WORK TO COMPLETE - List, from the lines below, each one with "name" in it.

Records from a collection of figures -
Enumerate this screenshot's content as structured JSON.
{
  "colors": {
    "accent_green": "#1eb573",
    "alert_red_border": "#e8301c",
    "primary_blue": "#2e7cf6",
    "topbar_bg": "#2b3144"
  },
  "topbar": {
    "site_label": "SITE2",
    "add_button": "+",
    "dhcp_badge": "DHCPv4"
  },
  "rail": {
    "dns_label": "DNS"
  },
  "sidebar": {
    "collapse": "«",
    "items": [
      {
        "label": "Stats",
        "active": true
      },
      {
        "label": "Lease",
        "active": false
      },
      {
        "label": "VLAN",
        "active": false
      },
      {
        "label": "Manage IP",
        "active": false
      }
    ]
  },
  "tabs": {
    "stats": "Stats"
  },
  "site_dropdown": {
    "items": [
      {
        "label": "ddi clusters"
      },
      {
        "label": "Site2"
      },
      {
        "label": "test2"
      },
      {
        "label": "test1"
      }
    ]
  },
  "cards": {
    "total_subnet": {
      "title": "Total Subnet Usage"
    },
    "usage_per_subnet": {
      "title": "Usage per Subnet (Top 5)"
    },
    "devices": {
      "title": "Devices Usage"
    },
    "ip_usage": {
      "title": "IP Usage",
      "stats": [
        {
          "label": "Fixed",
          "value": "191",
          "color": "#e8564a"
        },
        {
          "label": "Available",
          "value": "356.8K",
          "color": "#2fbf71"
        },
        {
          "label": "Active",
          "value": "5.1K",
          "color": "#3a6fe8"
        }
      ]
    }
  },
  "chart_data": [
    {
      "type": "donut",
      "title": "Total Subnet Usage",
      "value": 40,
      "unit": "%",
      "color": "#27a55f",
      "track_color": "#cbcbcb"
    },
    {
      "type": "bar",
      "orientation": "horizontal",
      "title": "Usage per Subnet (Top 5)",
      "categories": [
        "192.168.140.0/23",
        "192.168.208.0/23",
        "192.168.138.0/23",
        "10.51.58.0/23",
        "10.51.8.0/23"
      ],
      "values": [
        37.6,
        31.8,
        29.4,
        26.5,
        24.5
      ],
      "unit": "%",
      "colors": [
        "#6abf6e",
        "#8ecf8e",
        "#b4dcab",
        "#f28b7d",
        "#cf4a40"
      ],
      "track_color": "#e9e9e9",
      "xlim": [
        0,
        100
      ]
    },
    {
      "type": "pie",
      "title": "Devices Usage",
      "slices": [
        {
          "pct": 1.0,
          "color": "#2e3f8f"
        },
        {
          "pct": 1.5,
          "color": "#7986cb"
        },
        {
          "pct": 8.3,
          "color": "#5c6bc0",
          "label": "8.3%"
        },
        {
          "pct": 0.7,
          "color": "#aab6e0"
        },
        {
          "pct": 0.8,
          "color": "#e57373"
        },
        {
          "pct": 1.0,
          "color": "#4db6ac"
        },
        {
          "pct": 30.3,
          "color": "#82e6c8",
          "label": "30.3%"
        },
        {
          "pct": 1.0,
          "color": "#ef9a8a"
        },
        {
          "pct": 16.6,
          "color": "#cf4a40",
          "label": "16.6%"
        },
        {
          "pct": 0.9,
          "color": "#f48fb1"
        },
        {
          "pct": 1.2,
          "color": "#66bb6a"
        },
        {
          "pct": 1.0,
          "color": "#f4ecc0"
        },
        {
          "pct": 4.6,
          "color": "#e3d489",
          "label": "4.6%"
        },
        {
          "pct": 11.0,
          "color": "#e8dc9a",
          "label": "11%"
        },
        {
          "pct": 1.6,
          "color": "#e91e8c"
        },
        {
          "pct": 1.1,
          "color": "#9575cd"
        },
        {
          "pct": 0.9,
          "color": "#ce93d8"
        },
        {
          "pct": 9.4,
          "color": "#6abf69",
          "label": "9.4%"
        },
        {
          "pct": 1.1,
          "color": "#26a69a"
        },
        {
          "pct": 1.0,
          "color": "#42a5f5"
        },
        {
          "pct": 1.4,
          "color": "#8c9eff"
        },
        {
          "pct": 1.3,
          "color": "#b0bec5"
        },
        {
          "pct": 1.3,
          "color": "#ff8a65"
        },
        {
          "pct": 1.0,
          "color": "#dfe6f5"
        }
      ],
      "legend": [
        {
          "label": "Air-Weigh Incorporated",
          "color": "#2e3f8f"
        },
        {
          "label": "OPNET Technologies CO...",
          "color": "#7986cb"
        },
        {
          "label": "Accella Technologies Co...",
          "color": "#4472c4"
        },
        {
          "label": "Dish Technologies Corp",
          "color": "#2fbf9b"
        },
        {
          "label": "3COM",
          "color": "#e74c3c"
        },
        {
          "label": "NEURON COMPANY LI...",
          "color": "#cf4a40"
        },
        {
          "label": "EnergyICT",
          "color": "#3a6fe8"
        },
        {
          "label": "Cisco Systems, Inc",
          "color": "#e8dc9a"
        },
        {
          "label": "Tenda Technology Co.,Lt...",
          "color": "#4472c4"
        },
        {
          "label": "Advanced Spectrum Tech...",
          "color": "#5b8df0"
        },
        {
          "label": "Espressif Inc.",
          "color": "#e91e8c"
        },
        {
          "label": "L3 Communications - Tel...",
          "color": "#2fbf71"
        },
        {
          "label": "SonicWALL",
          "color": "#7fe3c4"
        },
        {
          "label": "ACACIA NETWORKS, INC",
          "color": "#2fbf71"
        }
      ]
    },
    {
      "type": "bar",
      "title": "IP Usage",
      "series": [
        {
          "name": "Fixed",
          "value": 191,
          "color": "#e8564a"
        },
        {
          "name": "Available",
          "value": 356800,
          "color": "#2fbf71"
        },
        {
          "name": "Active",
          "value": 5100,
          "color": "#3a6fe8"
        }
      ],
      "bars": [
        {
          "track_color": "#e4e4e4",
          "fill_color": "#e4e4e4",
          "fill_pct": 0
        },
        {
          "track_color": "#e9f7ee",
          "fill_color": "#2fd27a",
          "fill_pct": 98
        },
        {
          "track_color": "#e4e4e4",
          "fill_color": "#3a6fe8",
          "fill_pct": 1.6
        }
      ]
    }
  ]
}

RESPONSE -
          "name": "Fixed",
          "name": "Available",
          "name": "Active",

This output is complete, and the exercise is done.